Of all the lines in the data below, how many contain "REPASSADOS"? Report that number alone.

-- -- --

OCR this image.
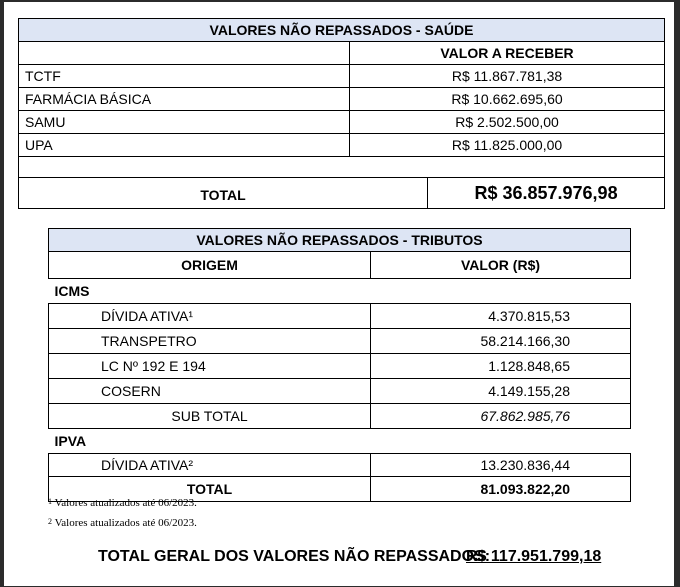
VALORES NÃO REPASSADOS - SAÚDE		
	VALOR A RECEBER	
TCTF	R$ 11.867.781,38	
FARMÁCIA BÁSICA	R$ 10.662.695,60	
SAMU	R$ 2.502.500,00	
UPA	R$ 11.825.000,00	

TOTAL		R$ 36.857.976,98
VALORES NÃO REPASSADOS - TRIBUTOS	
ORIGEM	VALOR (R$)
ICMS	
DÍVIDA ATIVA¹	4.370.815,53
TRANSPETRO	58.214.166,30
LC Nº 192 E 194	1.128.848,65
COSERN	4.149.155,28
SUB TOTAL	67.862.985,76
IPVA	
DÍVIDA ATIVA²	13.230.836,44
TOTAL	81.093.822,20
$^1$ Valores atualizados até 06/2023.
$^2$ Valores atualizados até 06/2023.
TOTAL GERAL DOS VALORES NÃO REPASSADOS:
R$ 117.951.799,18
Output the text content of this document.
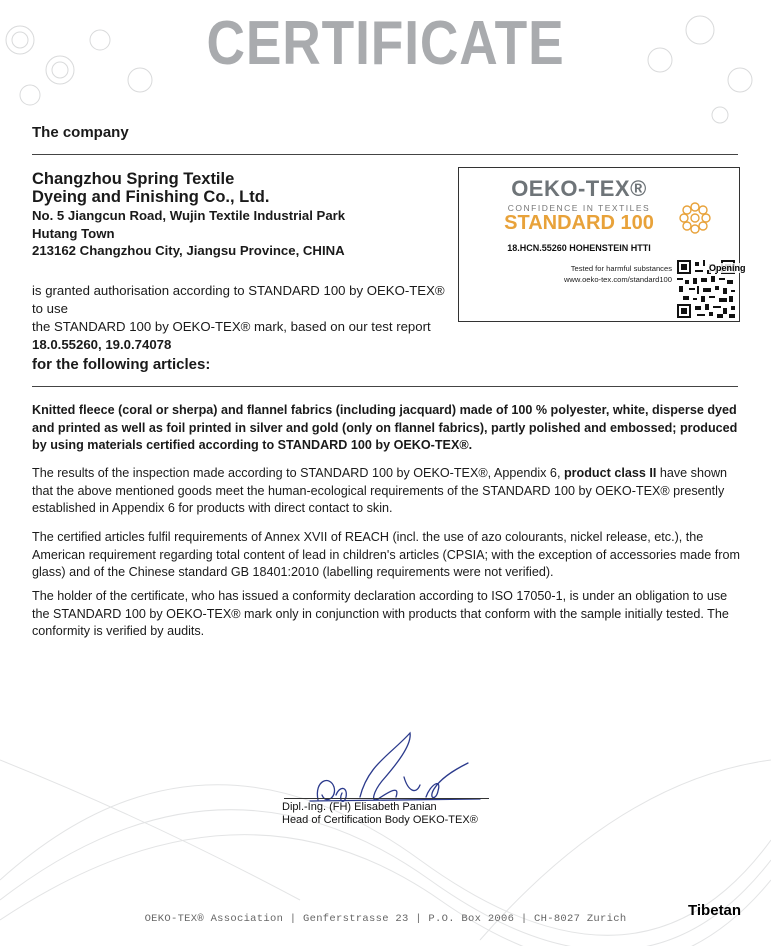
CERTIFICATE
The company
Changzhou Spring Textile
Dyeing and Finishing Co., Ltd.
No. 5 Jiangcun Road, Wujin Textile Industrial Park
Hutang Town
213162 Changzhou City, Jiangsu Province, CHINA
is granted authorisation according to STANDARD 100 by OEKO-TEX® to use
the STANDARD 100 by OEKO-TEX® mark, based on our test report
18.0.55260, 19.0.74078
OEKO-TEX®
CONFIDENCE IN TEXTILES
STANDARD 100
18.HCN.55260 HOHENSTEIN HTTI
Tested for harmful substances
www.oeko-tex.com/standard100
Opening
for the following articles:
Knitted fleece (coral or sherpa) and flannel fabrics (including jacquard) made of 100 % polyester, white, disperse dyed and printed as well as foil printed in silver and gold (only on flannel fabrics), partly polished and embossed; produced by using materials certified according to STANDARD 100 by OEKO-TEX®.
The results of the inspection made according to STANDARD 100 by OEKO-TEX®, Appendix 6, product class II have shown that the above mentioned goods meet the human-ecological requirements of the STANDARD 100 by OEKO-TEX® presently established in Appendix 6 for products with direct contact to skin.
The certified articles fulfil requirements of Annex XVII of REACH (incl. the use of azo colourants, nickel release, etc.), the American requirement regarding total content of lead in children's articles (CPSIA; with the exception of accessories made from glass) and of the Chinese standard GB 18401:2010 (labelling requirements were not verified).
The holder of the certificate, who has issued a conformity declaration according to ISO 17050-1, is under an obligation to use the STANDARD 100 by OEKO-TEX® mark only in conjunction with products that conform with the sample initially tested. The conformity is verified by audits.
Dipl.-Ing. (FH) Elisabeth Panian
Head of Certification Body OEKO-TEX®
OEKO-TEX® Association | Genferstrasse 23 | P.O. Box 2006 | CH-8027 Zurich	Tibetan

-- -- --

The answer
3